■ Information shown
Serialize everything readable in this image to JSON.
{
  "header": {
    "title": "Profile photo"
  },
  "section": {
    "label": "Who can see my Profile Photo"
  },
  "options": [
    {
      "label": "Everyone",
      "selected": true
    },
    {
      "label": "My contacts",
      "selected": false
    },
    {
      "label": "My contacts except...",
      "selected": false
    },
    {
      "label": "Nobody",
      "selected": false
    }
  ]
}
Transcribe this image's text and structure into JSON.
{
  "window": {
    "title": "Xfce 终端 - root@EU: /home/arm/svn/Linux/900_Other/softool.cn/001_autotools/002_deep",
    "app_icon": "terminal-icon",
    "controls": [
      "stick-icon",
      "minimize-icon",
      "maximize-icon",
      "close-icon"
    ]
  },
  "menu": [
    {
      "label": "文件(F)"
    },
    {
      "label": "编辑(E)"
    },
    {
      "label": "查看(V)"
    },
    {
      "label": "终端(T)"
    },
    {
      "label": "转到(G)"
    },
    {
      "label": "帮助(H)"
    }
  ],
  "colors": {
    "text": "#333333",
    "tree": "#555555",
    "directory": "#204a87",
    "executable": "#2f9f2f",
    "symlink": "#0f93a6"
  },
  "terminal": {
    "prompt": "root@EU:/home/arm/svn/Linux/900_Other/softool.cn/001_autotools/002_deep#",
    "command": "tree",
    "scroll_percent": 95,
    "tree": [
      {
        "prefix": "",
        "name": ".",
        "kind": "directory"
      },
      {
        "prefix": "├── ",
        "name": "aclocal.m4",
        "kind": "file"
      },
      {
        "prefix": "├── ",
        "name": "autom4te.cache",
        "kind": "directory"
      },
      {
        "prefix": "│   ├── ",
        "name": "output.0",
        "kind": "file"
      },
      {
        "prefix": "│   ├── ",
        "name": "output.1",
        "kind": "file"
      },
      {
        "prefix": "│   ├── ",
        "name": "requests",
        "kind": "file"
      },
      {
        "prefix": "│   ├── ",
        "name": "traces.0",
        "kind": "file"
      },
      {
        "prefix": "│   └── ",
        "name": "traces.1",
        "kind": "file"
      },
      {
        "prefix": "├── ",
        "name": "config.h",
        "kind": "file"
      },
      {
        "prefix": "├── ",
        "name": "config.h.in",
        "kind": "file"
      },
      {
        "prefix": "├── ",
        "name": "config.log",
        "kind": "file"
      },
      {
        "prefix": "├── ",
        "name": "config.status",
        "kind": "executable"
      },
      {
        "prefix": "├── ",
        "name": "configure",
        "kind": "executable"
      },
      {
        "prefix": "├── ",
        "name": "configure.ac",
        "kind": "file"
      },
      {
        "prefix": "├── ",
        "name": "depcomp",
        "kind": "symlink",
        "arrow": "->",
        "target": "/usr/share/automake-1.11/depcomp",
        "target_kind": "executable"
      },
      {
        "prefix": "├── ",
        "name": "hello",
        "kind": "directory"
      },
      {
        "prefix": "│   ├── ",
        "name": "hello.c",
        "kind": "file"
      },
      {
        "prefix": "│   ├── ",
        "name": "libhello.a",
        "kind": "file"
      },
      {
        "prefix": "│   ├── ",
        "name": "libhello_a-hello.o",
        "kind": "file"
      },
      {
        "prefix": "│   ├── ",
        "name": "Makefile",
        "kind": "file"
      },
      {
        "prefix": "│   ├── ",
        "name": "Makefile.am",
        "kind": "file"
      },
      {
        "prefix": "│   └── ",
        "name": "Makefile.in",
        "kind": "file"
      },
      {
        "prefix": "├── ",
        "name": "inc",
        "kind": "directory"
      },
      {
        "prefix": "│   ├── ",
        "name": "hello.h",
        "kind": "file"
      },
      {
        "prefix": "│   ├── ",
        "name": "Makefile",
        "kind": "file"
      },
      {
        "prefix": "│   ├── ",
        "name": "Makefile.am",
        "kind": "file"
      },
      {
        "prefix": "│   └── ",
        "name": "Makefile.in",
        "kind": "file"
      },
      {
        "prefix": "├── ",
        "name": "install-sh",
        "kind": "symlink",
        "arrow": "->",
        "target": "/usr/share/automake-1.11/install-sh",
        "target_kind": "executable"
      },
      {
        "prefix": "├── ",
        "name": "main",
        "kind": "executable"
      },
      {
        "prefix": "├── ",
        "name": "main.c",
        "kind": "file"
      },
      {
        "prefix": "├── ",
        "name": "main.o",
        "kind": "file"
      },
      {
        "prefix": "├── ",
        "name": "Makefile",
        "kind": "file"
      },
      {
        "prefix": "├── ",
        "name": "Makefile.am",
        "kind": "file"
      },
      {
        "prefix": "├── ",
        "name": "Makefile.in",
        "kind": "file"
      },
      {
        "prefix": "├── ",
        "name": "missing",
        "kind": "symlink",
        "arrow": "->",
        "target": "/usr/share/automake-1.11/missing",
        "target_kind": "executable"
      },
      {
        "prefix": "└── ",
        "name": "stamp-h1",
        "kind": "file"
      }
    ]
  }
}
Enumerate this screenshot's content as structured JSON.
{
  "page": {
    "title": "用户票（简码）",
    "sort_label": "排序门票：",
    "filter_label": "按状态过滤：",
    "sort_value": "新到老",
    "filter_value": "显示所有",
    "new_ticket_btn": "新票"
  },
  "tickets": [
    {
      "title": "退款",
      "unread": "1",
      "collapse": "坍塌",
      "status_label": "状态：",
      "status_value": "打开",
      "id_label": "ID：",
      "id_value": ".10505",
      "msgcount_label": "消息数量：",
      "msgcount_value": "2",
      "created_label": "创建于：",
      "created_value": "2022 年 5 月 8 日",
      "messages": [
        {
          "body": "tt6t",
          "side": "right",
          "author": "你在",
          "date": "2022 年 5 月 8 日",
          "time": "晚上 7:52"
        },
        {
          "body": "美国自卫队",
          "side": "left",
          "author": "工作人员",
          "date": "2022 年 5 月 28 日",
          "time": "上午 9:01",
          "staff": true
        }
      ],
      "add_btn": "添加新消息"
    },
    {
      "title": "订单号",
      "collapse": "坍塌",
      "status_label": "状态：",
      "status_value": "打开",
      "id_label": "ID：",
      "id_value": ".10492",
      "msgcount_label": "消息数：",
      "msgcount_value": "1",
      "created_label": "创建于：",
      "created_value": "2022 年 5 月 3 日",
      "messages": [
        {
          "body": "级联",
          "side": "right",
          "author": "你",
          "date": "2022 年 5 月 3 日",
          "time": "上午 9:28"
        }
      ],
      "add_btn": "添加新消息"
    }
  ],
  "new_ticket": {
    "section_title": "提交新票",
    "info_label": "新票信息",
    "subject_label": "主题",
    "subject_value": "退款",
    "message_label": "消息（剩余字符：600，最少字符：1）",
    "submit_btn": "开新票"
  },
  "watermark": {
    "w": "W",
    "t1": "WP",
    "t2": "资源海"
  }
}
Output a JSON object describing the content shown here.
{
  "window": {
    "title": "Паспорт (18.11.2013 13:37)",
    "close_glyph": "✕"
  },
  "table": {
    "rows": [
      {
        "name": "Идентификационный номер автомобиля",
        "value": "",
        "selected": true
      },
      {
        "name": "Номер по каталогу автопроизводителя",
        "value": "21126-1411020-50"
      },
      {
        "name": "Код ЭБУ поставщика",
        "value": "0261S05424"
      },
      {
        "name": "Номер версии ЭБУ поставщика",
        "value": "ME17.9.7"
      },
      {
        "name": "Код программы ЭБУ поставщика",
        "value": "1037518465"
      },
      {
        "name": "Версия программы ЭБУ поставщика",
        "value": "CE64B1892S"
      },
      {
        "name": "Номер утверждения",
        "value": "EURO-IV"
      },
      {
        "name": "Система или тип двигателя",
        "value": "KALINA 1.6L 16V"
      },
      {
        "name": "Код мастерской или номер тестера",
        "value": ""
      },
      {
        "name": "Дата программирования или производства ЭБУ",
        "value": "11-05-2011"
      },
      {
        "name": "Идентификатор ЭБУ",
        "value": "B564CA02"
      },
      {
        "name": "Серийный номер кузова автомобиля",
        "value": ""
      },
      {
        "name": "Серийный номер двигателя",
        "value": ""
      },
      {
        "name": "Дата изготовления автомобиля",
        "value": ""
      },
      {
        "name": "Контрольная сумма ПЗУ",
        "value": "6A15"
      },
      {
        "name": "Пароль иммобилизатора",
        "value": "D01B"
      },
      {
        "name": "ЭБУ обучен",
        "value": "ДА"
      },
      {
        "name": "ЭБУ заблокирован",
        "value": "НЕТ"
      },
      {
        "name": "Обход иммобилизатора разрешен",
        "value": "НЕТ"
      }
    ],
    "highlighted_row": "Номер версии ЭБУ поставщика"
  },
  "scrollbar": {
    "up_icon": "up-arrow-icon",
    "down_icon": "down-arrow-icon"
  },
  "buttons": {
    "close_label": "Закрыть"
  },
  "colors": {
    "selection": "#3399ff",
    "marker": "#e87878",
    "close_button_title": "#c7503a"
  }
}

■ What to do
Reply with the number of lines in the data that include the string "root" and nothing else.

■ Solution below
2